Records from a data source
::::::
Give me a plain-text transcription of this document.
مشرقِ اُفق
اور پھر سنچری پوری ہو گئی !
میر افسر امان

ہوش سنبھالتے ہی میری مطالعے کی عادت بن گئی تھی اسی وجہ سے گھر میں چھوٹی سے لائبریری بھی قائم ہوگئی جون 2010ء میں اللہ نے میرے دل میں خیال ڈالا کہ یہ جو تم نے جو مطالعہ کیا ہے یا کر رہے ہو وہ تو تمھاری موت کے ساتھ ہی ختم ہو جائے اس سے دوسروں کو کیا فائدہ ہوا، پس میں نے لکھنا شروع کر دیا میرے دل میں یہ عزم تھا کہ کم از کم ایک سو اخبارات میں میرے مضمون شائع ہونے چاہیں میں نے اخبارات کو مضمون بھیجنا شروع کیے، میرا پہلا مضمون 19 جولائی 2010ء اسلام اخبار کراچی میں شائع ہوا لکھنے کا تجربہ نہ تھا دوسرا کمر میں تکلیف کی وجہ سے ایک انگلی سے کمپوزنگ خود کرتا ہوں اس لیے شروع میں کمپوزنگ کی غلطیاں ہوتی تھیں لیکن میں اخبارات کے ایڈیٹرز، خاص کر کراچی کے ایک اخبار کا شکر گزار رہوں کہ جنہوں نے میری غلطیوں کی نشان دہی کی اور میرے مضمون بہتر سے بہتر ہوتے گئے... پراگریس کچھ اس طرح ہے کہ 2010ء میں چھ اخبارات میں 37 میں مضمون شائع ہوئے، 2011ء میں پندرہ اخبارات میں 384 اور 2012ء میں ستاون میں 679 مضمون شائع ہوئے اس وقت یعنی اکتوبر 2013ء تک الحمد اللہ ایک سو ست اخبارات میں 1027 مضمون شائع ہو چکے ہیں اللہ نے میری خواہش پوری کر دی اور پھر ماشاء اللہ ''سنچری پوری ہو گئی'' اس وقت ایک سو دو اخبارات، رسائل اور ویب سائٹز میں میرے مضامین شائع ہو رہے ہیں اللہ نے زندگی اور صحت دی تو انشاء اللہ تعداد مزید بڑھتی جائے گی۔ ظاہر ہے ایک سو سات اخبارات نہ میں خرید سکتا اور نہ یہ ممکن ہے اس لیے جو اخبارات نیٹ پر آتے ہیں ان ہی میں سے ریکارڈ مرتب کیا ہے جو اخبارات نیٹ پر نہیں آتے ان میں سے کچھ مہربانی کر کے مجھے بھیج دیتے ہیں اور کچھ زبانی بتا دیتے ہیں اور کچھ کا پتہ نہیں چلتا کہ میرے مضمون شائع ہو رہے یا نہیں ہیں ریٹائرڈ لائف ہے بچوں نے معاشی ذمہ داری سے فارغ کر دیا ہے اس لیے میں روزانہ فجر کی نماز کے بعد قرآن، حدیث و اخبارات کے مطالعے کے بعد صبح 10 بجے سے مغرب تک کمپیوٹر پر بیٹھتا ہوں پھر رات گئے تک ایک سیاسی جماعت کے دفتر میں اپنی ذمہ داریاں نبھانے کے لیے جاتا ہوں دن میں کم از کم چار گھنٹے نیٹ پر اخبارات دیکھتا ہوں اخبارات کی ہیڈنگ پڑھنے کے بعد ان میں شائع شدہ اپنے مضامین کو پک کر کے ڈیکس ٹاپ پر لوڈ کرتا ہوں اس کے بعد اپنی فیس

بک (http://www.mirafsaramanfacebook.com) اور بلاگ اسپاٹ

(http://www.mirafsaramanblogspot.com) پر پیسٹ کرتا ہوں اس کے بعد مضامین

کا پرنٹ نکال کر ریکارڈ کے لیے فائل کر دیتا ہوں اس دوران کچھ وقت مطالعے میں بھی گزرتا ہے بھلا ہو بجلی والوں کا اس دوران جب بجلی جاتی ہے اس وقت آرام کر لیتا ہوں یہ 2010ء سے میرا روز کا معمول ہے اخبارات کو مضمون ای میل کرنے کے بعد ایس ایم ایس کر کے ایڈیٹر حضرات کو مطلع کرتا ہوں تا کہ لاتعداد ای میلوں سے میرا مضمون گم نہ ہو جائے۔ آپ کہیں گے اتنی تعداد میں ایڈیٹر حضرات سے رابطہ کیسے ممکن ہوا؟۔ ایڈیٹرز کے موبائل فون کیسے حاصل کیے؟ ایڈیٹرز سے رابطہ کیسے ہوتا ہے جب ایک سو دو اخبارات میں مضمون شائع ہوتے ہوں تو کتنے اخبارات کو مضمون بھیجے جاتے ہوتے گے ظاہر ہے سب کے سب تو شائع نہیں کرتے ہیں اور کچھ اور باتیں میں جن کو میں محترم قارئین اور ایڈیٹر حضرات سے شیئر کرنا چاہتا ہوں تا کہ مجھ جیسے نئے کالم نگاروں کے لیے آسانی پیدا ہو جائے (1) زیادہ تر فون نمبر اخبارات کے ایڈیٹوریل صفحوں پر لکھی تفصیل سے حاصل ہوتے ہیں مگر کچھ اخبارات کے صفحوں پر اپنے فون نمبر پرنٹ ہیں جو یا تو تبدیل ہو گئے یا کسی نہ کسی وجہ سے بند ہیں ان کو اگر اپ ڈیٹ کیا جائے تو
::::::
• _Short task_
Copy all the lines, exactly.

• _Expected output_
Give me a plain-text transcription of this document.
مشرقِ اُفق
اور پھر سنچری پوری ہو گئی !
میر افسر امان

ہوش سنبھالتے ہی میری مطالعے کی عادت بن گئی تھی اسی وجہ سے گھر میں چھوٹی سے لائبریری بھی قائم ہوگئی جون 2010ء میں اللہ نے میرے دل میں خیال ڈالا کہ یہ جو تم نے جو مطالعہ کیا ہے یا کر رہے ہو وہ تو تمھاری موت کے ساتھ ہی ختم ہو جائے اس سے دوسروں کو کیا فائدہ ہوا، پس میں نے لکھنا شروع کر دیا میرے دل میں یہ عزم تھا کہ کم از کم ایک سو اخبارات میں میرے مضمون شائع ہونے چاہیں میں نے اخبارات کو مضمون بھیجنا شروع کیے، میرا پہلا مضمون 19 جولائی 2010ء اسلام اخبار کراچی میں شائع ہوا لکھنے کا تجربہ نہ تھا دوسرا کمر میں تکلیف کی وجہ سے ایک انگلی سے کمپوزنگ خود کرتا ہوں اس لیے شروع میں کمپوزنگ کی غلطیاں ہوتی تھیں لیکن میں اخبارات کے ایڈیٹرز، خاص کر کراچی کے ایک اخبار کا شکر گزار رہوں کہ جنہوں نے میری غلطیوں کی نشان دہی کی اور میرے مضمون بہتر سے بہتر ہوتے گئے... پراگریس کچھ اس طرح ہے کہ 2010ء میں چھ اخبارات میں 37 میں مضمون شائع ہوئے، 2011ء میں پندرہ اخبارات میں 384 اور 2012ء میں ستاون میں 679 مضمون شائع ہوئے اس وقت یعنی اکتوبر 2013ء تک الحمد اللہ ایک سو ست اخبارات میں 1027 مضمون شائع ہو چکے ہیں اللہ نے میری خواہش پوری کر دی اور پھر ماشاء اللہ ''سنچری پوری ہو گئی'' اس وقت ایک سو دو اخبارات، رسائل اور ویب سائٹز میں میرے مضامین شائع ہو رہے ہیں اللہ نے زندگی اور صحت دی تو انشاء اللہ تعداد مزید بڑھتی جائے گی۔ ظاہر ہے ایک سو سات اخبارات نہ میں خرید سکتا اور نہ یہ ممکن ہے اس لیے جو اخبارات نیٹ پر آتے ہیں ان ہی میں سے ریکارڈ مرتب کیا ہے جو اخبارات نیٹ پر نہیں آتے ان میں سے کچھ مہربانی کر کے مجھے بھیج دیتے ہیں اور کچھ زبانی بتا دیتے ہیں اور کچھ کا پتہ نہیں چلتا کہ میرے مضمون شائع ہو رہے یا نہیں ہیں ریٹائرڈ لائف ہے بچوں نے معاشی ذمہ داری سے فارغ کر دیا ہے اس لیے میں روزانہ فجر کی نماز کے بعد قرآن، حدیث و اخبارات کے مطالعے کے بعد صبح 10 بجے سے مغرب تک کمپیوٹر پر بیٹھتا ہوں پھر رات گئے تک ایک سیاسی جماعت کے دفتر میں اپنی ذمہ داریاں نبھانے کے لیے جاتا ہوں دن میں کم از کم چار گھنٹے نیٹ پر اخبارات دیکھتا ہوں اخبارات کی ہیڈنگ پڑھنے کے بعد ان میں شائع شدہ اپنے مضامین کو پک کر کے ڈیکس ٹاپ پر لوڈ کرتا ہوں اس کے بعد اپنی فیس

بک (http://www.mirafsaramanfacebook.com) اور بلاگ اسپاٹ

(http://www.mirafsaramanblogspot.com) پر پیسٹ کرتا ہوں اس کے بعد مضامین

کا پرنٹ نکال کر ریکارڈ کے لیے فائل کر دیتا ہوں اس دوران کچھ وقت مطالعے میں بھی گزرتا ہے بھلا ہو بجلی والوں کا اس دوران جب بجلی جاتی ہے اس وقت آرام کر لیتا ہوں یہ 2010ء سے میرا روز کا معمول ہے اخبارات کو مضمون ای میل کرنے کے بعد ایس ایم ایس کر کے ایڈیٹر حضرات کو مطلع کرتا ہوں تا کہ لاتعداد ای میلوں سے میرا مضمون گم نہ ہو جائے۔ آپ کہیں گے اتنی تعداد میں ایڈیٹر حضرات سے رابطہ کیسے ممکن ہوا؟۔ ایڈیٹرز کے موبائل فون کیسے حاصل کیے؟ ایڈیٹرز سے رابطہ کیسے ہوتا ہے جب ایک سو دو اخبارات میں مضمون شائع ہوتے ہوں تو کتنے اخبارات کو مضمون بھیجے جاتے ہوتے گے ظاہر ہے سب کے سب تو شائع نہیں کرتے ہیں اور کچھ اور باتیں میں جن کو میں محترم قارئین اور ایڈیٹر حضرات سے شیئر کرنا چاہتا ہوں تا کہ مجھ جیسے نئے کالم نگاروں کے لیے آسانی پیدا ہو جائے (1) زیادہ تر فون نمبر اخبارات کے ایڈیٹوریل صفحوں پر لکھی تفصیل سے حاصل ہوتے ہیں مگر کچھ اخبارات کے صفحوں پر اپنے فون نمبر پرنٹ ہیں جو یا تو تبدیل ہو گئے یا کسی نہ کسی وجہ سے بند ہیں ان کو اگر اپ ڈیٹ کیا جائے تو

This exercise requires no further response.